* **Goal**
Collect all the lines that mention the word "factor".

Records that describe figures:
* * * * * * *

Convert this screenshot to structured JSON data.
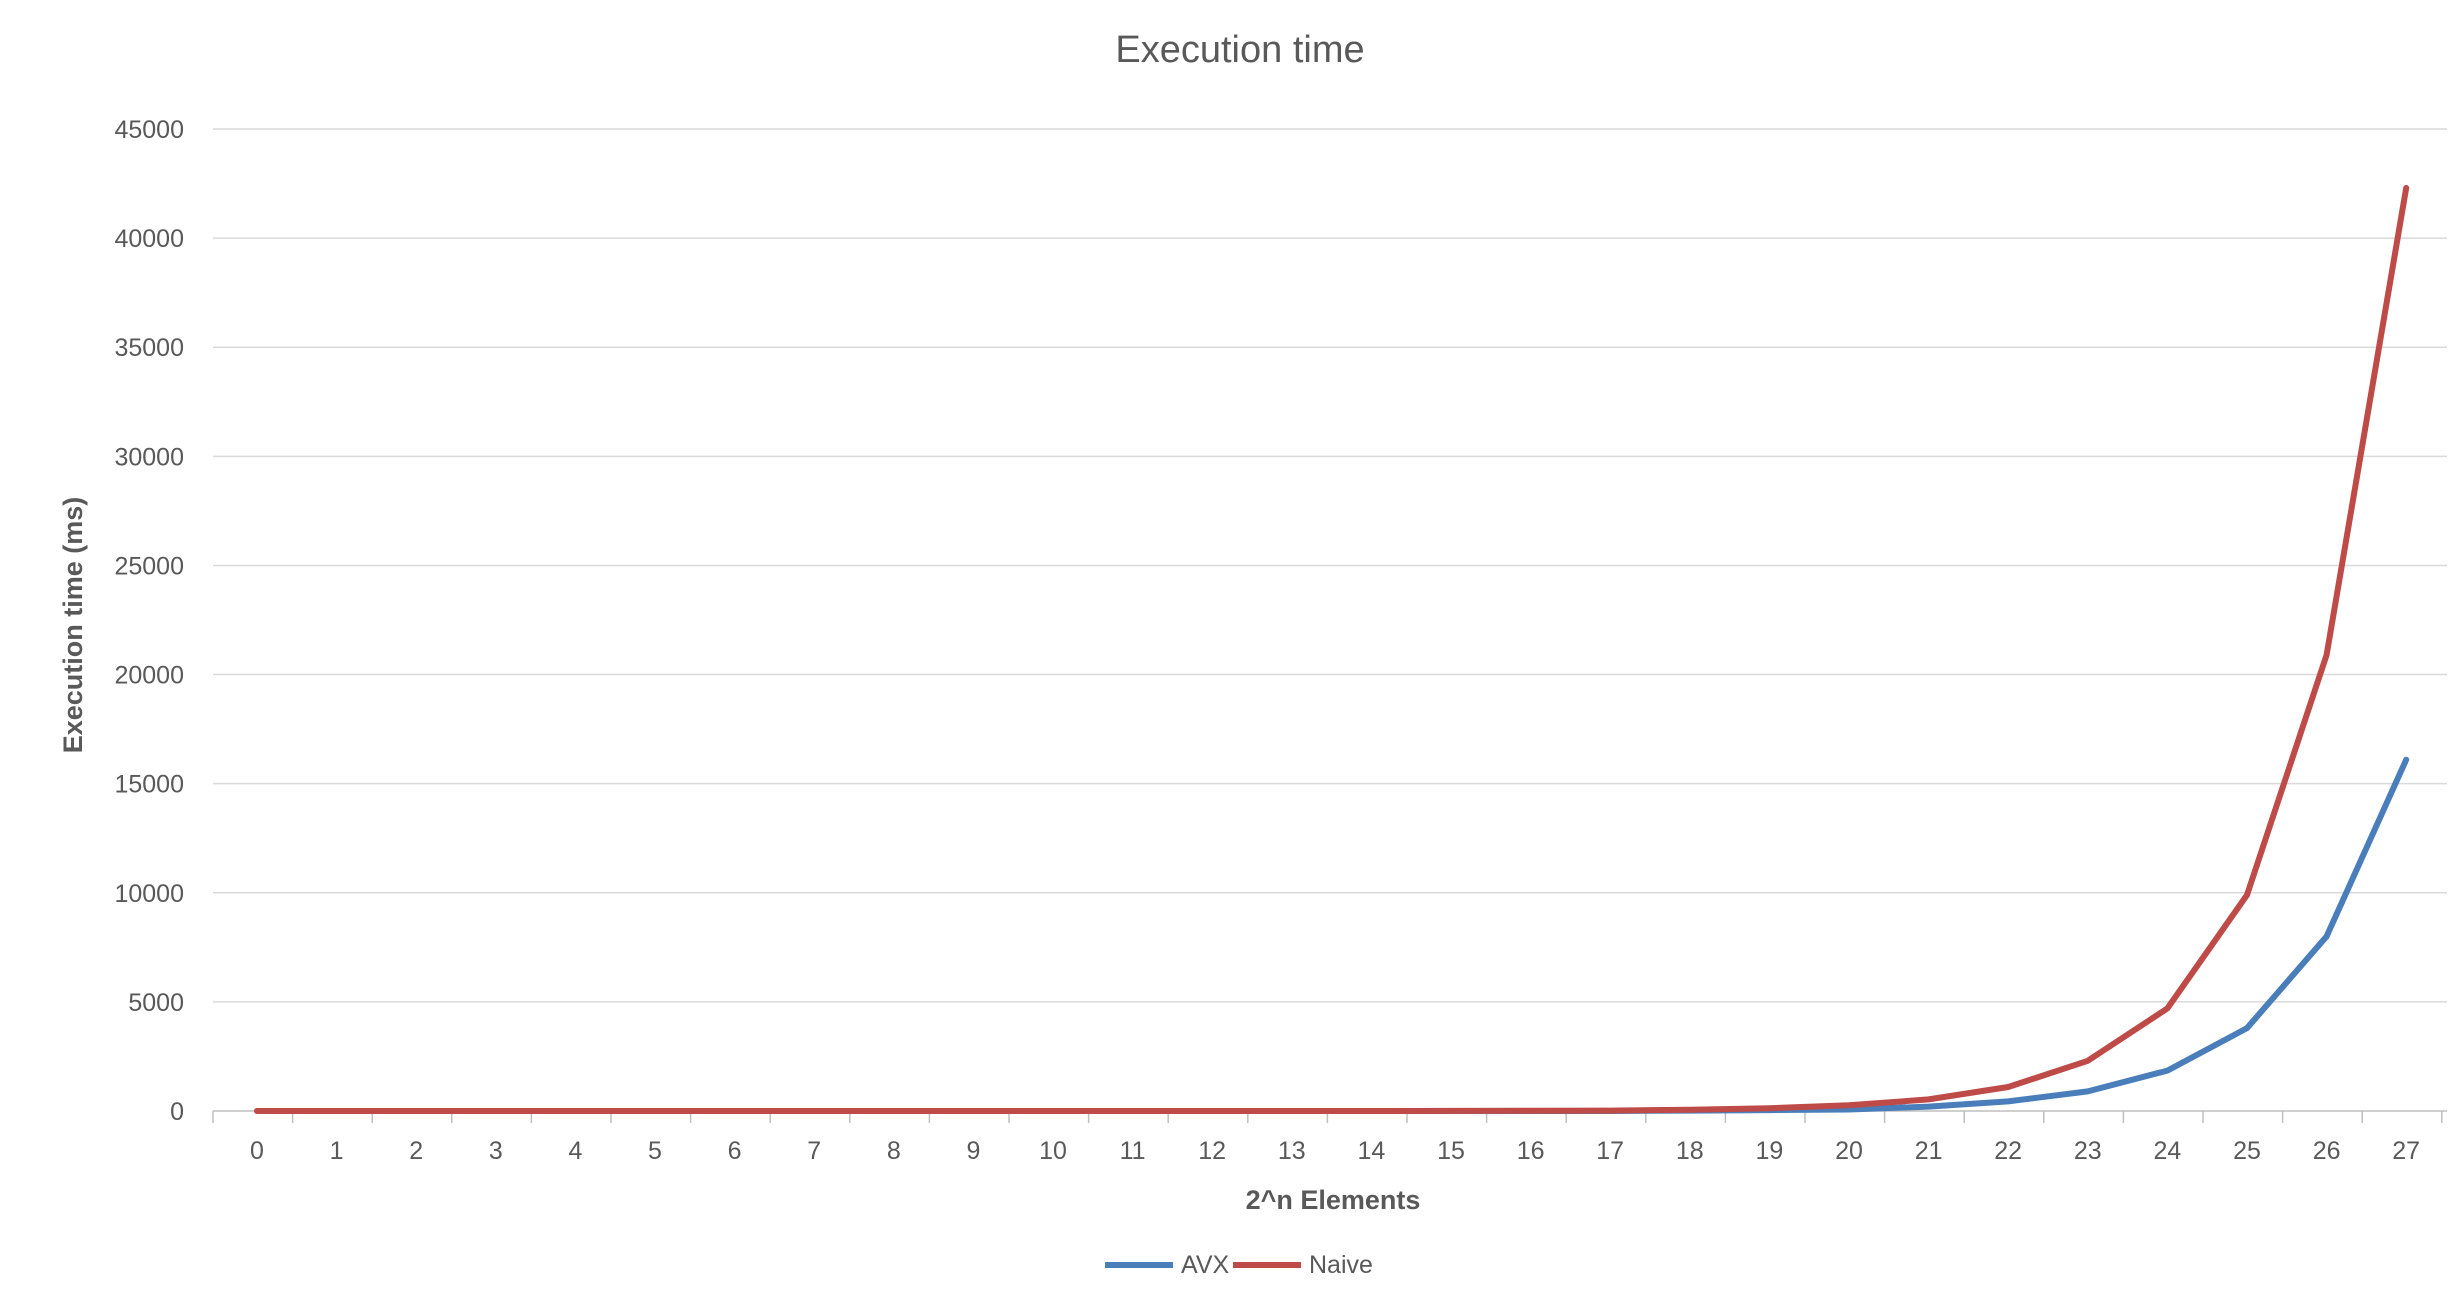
{
  "chart_data": {
    "type": "line",
    "title": "Execution time",
    "xlabel": "2^n Elements",
    "ylabel": "Execution time (ms)",
    "x": [
      "0",
      "1",
      "2",
      "3",
      "4",
      "5",
      "6",
      "7",
      "8",
      "9",
      "10",
      "11",
      "12",
      "13",
      "14",
      "15",
      "16",
      "17",
      "18",
      "19",
      "20",
      "21",
      "22",
      "23",
      "24",
      "25",
      "26",
      "27"
    ],
    "ylim": [
      0,
      45000
    ],
    "yticks": [
      0,
      5000,
      10000,
      15000,
      20000,
      25000,
      30000,
      35000,
      40000,
      45000
    ],
    "grid": true,
    "legend_position": "bottom",
    "series": [
      {
        "name": "AVX",
        "color": "#4a7ebb",
        "values": [
          0,
          0,
          0,
          0,
          0,
          0,
          0,
          0,
          0,
          0,
          0,
          0,
          0,
          0,
          0,
          0,
          0,
          0,
          20,
          40,
          70,
          200,
          440,
          900,
          1850,
          3800,
          8000,
          16100
        ]
      },
      {
        "name": "Naive",
        "color": "#be4b48",
        "values": [
          0,
          0,
          0,
          0,
          0,
          0,
          0,
          0,
          0,
          0,
          0,
          0,
          0,
          0,
          0,
          5,
          10,
          20,
          60,
          130,
          260,
          530,
          1100,
          2300,
          4700,
          9900,
          20900,
          42300
        ]
      }
    ]
  }
}
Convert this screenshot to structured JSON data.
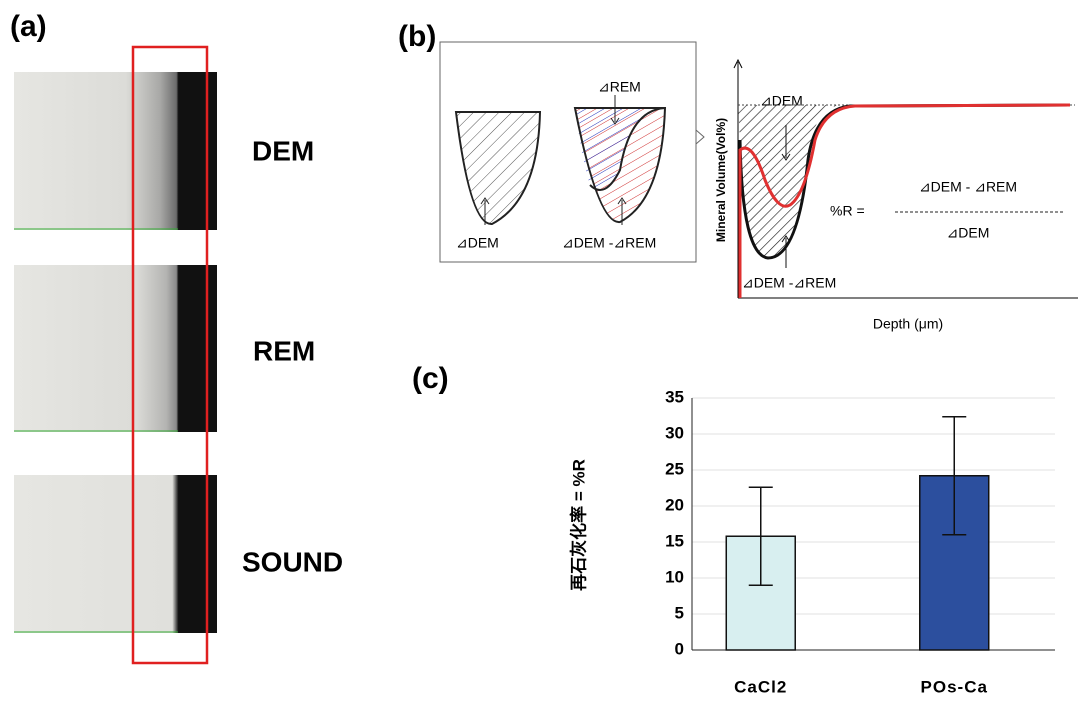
{
  "panel_a": {
    "label": "(a)",
    "rows": [
      "DEM",
      "REM",
      "SOUND"
    ]
  },
  "panel_b": {
    "label": "(b)",
    "inset_rem": "⊿REM",
    "inset_dem": "⊿DEM",
    "inset_diff": "⊿DEM -⊿REM",
    "graph_dem": "⊿DEM",
    "graph_diff": "⊿DEM -⊿REM",
    "formula_lhs": "%R =",
    "formula_num": "⊿DEM - ⊿REM",
    "formula_den": "⊿DEM",
    "y_label": "Mineral Volume(Vol%)",
    "x_label": "Depth (μm)"
  },
  "panel_c": {
    "label": "(c)"
  },
  "chart_data": {
    "type": "bar",
    "y_label": "再石灰化率 = %R",
    "categories": [
      "CaCl2",
      "POs-Ca"
    ],
    "values": [
      15.8,
      24.2
    ],
    "errors": [
      6.8,
      8.2
    ],
    "colors": [
      "#d8eff0",
      "#2c4f9e"
    ],
    "ylim": [
      0,
      35
    ],
    "yticks": [
      0,
      5,
      10,
      15,
      20,
      25,
      30,
      35
    ],
    "grid": true
  }
}
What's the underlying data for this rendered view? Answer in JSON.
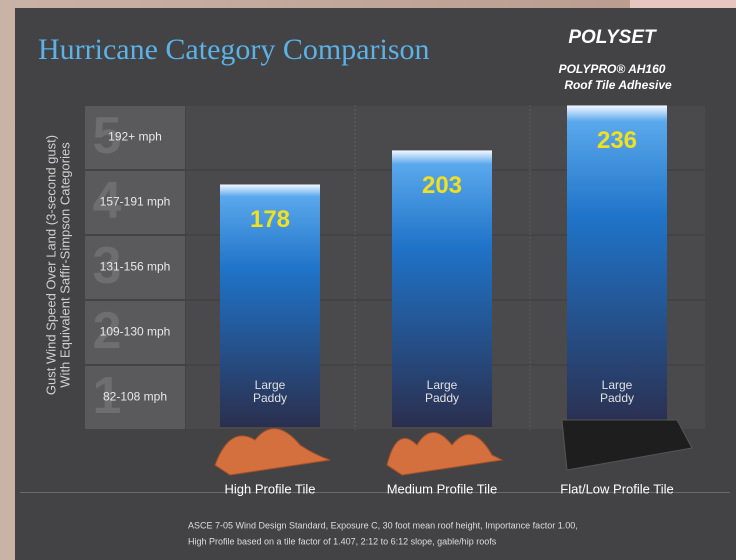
{
  "chart_data": {
    "type": "bar",
    "title": "Hurricane Category Comparison",
    "brand": "POLYSET",
    "product": "POLYPRO® AH160",
    "product_sub": "Roof Tile Adhesive",
    "y_label": [
      "Gust Wind Speed Over Land (3-second gust)",
      "With Equivalent Saffir-Simpson Categories"
    ],
    "bands": [
      {
        "category": "5",
        "label": "192+ mph"
      },
      {
        "category": "4",
        "label": "157-191 mph"
      },
      {
        "category": "3",
        "label": "131-156 mph"
      },
      {
        "category": "2",
        "label": "109-130 mph"
      },
      {
        "category": "1",
        "label": "82-108 mph"
      }
    ],
    "categories": [
      "High Profile Tile",
      "Medium Profile Tile",
      "Flat/Low Profile Tile"
    ],
    "values": [
      178,
      203,
      236
    ],
    "bar_text": [
      [
        "Large",
        "Paddy"
      ],
      [
        "Large",
        "Paddy"
      ],
      [
        "Large",
        "Paddy"
      ]
    ],
    "value_color": "#f0e020",
    "ylim": [
      0,
      240
    ],
    "footnote": [
      "ASCE 7-05 Wind Design Standard, Exposure C, 30 foot mean roof height, Importance factor 1.00,",
      "High Profile based on a tile factor of 1.407, 2:12 to 6:12 slope, gable/hip roofs"
    ]
  }
}
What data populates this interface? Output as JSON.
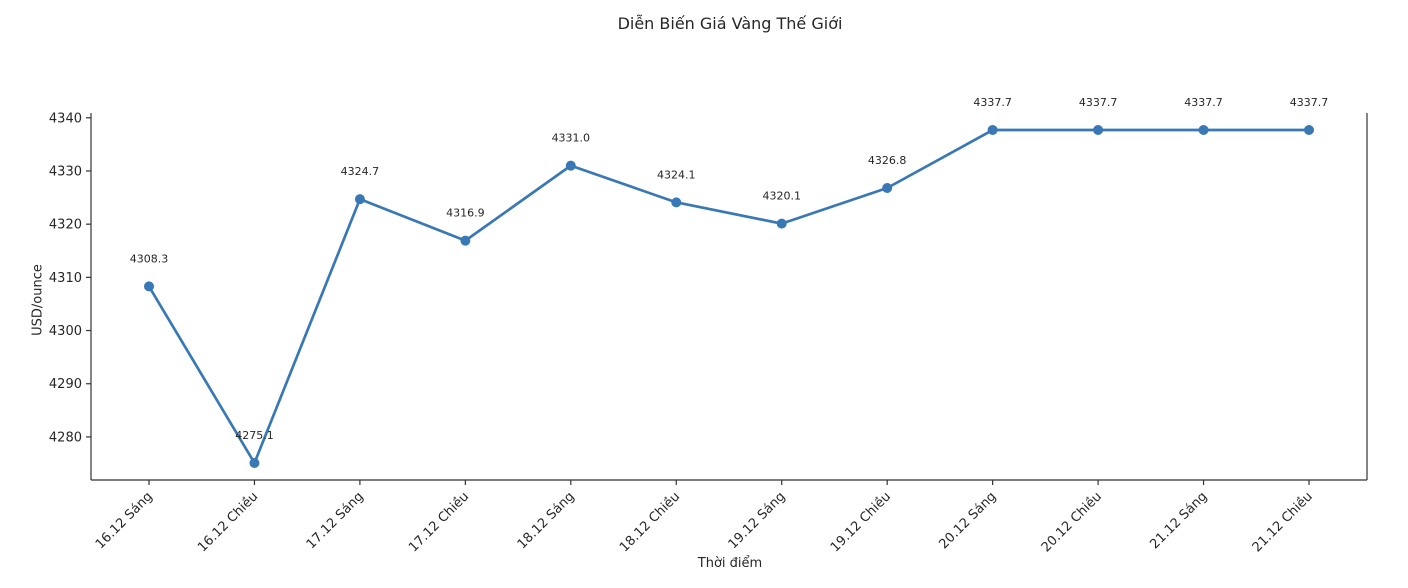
{
  "chart_data": {
    "type": "line",
    "title": "Diễn Biến Giá Vàng Thế Giới",
    "xlabel": "Thời điểm",
    "ylabel": "USD/ounce",
    "categories": [
      "16.12 Sáng",
      "16.12 Chiều",
      "17.12 Sáng",
      "17.12 Chiều",
      "18.12 Sáng",
      "18.12 Chiều",
      "19.12 Sáng",
      "19.12 Chiều",
      "20.12 Sáng",
      "20.12 Chiều",
      "21.12 Sáng",
      "21.12 Chiều"
    ],
    "values": [
      4308.3,
      4275.1,
      4324.7,
      4316.9,
      4331.0,
      4324.1,
      4320.1,
      4326.8,
      4337.7,
      4337.7,
      4337.7,
      4337.7
    ],
    "point_label_decimals": 1,
    "yticks": [
      4280,
      4290,
      4300,
      4310,
      4320,
      4330,
      4340
    ],
    "ylim": [
      4271.9,
      4340.9
    ],
    "grid": false,
    "legend": null,
    "line_color": "#3878b4",
    "marker": "circle",
    "text_color": "#262626",
    "spine_color": "#333333",
    "xtick_rotation_deg": 45
  }
}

* * * * * * *

* **The completed task**
      "ASCE 7-05 Wind Design Standard, Exposure C, 30 foot mean roof height, Importance factor 1.00,",
      "High Profile based on a tile factor of 1.407, 2:12 to 6:12 slope, gable/hip roofs"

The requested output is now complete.